START Information supplied

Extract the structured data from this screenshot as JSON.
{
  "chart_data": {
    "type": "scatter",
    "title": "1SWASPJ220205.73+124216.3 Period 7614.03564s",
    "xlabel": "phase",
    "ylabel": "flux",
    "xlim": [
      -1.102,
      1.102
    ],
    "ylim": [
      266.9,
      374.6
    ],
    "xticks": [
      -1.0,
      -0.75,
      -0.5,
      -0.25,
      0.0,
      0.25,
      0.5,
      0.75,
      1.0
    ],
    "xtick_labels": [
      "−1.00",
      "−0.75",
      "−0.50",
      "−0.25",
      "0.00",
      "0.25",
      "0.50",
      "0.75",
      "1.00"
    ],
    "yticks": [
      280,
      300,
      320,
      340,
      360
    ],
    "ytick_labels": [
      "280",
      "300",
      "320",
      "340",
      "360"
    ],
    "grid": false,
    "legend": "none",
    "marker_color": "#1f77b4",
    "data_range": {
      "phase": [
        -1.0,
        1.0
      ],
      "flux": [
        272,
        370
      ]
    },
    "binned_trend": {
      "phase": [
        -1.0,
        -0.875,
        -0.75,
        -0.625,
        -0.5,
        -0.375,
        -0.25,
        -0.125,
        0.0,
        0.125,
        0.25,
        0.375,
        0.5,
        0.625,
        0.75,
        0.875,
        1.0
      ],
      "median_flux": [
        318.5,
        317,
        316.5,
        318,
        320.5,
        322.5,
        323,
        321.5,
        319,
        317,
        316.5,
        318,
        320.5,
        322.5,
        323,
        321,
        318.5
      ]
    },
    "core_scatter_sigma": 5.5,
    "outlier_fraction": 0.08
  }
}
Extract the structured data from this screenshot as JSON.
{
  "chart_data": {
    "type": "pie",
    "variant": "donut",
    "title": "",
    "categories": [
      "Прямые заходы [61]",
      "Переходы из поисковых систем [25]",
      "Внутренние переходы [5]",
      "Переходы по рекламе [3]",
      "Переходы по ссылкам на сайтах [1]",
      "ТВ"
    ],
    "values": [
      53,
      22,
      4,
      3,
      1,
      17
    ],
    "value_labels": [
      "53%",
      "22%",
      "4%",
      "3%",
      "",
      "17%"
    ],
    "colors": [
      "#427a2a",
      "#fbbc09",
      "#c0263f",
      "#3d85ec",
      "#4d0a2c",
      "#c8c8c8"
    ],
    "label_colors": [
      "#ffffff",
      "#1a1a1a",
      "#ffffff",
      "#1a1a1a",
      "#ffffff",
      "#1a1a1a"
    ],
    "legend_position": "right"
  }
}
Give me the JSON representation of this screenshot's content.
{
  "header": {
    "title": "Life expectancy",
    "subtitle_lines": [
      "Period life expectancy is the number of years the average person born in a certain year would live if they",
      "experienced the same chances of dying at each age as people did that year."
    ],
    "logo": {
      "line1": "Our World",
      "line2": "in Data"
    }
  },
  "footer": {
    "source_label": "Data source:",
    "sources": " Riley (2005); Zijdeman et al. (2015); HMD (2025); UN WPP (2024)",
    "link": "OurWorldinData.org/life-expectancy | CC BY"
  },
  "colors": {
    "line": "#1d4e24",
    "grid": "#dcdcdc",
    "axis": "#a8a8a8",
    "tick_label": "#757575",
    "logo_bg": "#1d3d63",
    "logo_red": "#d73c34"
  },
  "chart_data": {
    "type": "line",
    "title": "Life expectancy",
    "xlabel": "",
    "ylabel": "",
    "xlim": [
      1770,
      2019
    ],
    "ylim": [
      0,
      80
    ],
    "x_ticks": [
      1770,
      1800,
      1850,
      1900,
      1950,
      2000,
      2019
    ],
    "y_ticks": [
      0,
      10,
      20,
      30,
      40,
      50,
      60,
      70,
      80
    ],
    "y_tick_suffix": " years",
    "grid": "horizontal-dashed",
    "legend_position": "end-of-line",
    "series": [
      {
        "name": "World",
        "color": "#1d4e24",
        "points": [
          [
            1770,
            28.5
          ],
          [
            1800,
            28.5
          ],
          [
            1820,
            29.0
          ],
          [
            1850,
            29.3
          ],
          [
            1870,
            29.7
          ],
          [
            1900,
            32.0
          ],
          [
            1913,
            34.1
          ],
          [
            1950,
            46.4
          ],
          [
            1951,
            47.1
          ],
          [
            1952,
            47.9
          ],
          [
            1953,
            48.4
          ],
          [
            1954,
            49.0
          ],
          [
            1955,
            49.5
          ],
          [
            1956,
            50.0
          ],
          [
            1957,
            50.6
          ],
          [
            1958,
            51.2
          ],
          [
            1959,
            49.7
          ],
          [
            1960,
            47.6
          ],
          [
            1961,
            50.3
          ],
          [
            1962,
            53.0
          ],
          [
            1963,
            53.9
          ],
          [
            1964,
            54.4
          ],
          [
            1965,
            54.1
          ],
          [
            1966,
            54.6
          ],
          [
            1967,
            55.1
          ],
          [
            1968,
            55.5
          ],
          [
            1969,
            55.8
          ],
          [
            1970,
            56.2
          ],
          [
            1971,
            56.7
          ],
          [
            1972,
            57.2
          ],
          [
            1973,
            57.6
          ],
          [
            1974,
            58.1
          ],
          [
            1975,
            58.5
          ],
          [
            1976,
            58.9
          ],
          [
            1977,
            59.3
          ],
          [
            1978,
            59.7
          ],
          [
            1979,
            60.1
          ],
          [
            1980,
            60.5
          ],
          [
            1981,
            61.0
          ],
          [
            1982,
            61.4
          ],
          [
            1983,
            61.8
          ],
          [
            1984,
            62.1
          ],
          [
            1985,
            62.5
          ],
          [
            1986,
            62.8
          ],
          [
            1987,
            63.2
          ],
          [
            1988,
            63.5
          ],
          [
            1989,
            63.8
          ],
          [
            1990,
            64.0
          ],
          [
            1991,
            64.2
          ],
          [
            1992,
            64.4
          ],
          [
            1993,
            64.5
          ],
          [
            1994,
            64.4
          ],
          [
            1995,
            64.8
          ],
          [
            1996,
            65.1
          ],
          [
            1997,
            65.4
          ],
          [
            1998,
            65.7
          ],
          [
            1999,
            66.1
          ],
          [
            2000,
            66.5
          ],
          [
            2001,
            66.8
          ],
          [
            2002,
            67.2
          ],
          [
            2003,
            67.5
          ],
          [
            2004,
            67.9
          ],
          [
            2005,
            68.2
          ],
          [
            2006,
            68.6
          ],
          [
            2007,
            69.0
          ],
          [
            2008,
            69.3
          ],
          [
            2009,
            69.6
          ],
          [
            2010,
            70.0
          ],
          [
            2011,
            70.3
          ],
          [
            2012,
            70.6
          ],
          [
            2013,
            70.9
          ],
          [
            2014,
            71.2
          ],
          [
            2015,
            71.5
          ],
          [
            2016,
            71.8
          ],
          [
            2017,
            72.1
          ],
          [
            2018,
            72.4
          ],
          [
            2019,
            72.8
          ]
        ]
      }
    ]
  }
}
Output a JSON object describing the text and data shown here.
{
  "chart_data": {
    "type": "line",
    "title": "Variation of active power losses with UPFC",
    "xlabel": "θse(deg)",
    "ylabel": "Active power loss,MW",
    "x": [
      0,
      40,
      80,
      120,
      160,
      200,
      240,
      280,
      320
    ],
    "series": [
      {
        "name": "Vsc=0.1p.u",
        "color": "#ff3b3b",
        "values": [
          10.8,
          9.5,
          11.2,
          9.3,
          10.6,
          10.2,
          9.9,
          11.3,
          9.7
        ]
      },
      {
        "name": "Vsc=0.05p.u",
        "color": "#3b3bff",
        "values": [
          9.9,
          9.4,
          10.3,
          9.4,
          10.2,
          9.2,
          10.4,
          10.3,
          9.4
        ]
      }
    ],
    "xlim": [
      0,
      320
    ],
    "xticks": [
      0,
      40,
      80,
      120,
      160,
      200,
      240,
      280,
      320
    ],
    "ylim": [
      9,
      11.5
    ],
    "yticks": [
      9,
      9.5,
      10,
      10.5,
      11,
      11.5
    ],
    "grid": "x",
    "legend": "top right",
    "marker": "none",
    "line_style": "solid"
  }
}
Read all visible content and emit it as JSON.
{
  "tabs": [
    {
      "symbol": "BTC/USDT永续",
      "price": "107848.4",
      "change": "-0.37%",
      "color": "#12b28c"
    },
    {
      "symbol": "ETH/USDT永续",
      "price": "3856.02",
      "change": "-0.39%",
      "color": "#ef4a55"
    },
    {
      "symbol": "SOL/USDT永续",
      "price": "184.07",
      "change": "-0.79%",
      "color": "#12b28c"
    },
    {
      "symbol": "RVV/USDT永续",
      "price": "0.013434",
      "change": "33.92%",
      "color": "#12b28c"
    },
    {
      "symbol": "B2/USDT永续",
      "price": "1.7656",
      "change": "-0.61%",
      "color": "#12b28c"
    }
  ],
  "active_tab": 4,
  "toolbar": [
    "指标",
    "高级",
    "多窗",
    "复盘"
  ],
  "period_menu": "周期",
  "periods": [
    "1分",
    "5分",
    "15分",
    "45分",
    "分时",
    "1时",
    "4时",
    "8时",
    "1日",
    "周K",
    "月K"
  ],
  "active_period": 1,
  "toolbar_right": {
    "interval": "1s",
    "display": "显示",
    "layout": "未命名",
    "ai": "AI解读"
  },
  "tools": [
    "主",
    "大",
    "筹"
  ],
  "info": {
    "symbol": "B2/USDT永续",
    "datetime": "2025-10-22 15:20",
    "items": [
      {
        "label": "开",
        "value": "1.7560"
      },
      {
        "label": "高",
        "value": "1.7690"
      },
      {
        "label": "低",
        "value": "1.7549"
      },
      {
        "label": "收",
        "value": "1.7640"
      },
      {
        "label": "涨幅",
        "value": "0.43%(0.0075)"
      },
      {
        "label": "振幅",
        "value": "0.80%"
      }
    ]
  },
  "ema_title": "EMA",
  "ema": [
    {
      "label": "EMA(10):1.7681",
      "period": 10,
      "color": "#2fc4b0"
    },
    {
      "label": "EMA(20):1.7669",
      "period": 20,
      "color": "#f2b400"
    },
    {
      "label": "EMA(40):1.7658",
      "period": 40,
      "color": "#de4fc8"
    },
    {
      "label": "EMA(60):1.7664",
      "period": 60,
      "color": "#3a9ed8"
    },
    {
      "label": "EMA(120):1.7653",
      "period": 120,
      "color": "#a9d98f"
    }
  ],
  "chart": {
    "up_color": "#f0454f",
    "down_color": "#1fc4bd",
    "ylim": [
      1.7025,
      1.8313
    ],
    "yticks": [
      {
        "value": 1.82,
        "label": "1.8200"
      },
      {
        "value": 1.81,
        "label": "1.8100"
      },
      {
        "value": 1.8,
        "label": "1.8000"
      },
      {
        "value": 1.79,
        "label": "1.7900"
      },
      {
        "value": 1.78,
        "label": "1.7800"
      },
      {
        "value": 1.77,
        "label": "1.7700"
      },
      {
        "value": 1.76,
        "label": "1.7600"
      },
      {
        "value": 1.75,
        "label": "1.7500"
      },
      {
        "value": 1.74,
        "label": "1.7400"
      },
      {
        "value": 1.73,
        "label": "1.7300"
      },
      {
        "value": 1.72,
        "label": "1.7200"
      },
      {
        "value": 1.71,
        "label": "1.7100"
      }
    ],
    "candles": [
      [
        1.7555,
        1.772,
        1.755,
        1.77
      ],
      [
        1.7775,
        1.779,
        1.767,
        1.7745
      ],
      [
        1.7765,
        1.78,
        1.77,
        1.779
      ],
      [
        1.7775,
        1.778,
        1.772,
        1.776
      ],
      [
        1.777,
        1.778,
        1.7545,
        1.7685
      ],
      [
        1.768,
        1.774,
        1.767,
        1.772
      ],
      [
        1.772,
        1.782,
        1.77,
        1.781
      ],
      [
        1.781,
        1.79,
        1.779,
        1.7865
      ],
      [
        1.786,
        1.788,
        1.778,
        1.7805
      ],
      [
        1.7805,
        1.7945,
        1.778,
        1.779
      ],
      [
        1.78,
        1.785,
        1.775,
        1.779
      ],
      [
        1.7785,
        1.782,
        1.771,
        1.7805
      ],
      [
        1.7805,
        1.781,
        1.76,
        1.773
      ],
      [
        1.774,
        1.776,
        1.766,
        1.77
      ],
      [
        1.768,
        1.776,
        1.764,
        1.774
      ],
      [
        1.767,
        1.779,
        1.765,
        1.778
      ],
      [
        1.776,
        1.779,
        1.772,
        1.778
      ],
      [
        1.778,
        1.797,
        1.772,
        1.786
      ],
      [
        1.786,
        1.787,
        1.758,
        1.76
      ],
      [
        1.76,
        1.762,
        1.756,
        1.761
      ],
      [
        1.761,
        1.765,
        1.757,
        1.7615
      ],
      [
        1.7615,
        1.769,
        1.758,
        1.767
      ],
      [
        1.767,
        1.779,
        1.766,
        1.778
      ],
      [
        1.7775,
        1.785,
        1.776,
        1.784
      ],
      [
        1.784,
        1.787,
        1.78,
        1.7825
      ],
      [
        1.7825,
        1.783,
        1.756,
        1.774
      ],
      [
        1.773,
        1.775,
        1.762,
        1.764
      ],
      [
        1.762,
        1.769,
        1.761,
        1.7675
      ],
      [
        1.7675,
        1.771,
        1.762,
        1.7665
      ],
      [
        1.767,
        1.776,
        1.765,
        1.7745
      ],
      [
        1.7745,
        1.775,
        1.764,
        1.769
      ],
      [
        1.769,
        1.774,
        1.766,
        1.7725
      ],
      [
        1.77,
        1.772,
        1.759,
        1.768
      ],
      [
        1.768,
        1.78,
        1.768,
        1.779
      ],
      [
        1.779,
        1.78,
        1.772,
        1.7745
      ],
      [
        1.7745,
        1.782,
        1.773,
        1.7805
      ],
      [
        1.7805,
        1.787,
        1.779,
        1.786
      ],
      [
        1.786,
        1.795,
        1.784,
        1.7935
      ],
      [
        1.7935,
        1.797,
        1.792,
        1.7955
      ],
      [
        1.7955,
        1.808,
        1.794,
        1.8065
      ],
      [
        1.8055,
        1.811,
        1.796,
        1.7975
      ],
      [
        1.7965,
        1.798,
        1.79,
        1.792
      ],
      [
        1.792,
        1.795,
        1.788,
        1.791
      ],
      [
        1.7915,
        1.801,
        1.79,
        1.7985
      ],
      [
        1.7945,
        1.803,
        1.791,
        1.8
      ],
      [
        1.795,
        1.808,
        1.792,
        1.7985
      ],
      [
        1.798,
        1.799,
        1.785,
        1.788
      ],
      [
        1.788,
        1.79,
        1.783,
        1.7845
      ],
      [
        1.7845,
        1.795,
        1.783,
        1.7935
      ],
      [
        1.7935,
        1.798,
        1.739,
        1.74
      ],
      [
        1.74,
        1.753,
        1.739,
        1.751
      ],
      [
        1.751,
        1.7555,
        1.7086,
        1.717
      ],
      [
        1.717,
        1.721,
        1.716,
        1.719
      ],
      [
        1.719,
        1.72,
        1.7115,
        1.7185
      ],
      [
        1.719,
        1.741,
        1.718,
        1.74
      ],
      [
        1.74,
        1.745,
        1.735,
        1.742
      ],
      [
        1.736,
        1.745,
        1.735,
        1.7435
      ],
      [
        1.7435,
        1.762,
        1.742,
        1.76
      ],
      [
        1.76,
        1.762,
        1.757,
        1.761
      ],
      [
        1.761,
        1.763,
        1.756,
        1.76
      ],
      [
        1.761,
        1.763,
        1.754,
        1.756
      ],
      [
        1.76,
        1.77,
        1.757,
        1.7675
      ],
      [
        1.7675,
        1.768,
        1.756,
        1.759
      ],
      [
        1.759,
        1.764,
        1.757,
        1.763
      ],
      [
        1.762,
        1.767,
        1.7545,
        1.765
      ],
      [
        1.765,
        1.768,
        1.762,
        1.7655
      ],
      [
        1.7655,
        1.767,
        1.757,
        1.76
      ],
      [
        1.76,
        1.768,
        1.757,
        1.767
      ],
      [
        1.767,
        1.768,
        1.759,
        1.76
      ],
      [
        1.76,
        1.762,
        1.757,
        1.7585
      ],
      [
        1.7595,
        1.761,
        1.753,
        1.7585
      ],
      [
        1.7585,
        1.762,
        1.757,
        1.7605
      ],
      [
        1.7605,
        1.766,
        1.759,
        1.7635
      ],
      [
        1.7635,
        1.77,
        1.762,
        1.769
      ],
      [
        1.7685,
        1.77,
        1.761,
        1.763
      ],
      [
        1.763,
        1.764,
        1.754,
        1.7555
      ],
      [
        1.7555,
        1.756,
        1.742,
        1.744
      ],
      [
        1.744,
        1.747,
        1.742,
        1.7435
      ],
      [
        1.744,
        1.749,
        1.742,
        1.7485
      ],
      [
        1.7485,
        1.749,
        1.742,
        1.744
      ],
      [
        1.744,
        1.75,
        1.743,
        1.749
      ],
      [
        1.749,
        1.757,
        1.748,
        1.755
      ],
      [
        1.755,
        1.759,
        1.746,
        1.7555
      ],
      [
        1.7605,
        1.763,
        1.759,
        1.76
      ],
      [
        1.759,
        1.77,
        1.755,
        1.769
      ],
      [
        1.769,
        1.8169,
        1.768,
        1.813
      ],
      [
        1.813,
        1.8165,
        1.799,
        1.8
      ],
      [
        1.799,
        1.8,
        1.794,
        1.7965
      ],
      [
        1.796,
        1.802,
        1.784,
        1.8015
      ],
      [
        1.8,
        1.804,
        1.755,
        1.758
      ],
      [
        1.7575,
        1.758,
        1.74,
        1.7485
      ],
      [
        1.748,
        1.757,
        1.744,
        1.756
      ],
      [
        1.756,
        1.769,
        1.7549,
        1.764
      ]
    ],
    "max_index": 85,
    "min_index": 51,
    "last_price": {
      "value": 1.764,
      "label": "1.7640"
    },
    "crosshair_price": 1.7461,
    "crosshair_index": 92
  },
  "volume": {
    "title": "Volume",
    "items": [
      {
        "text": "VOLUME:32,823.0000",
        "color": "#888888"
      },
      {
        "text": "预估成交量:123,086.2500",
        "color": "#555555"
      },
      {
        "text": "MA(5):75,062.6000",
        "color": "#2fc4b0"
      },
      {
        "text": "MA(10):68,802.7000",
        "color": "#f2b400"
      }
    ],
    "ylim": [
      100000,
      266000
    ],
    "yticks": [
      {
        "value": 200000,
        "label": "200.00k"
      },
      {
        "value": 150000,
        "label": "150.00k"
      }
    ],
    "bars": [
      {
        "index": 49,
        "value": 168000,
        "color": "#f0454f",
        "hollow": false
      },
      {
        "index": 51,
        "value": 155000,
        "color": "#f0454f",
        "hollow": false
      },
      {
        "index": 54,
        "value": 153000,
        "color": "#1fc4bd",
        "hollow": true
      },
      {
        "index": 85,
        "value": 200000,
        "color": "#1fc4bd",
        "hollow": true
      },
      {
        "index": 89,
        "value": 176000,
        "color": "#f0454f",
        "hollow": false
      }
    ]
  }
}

END Information supplied

▸ Stated exercise
Collect the lines of the data that carry the word "power".

▸ Written solution
    "title": "Variation of active power losses with UPFC",
    "ylabel": "Active power loss,MW",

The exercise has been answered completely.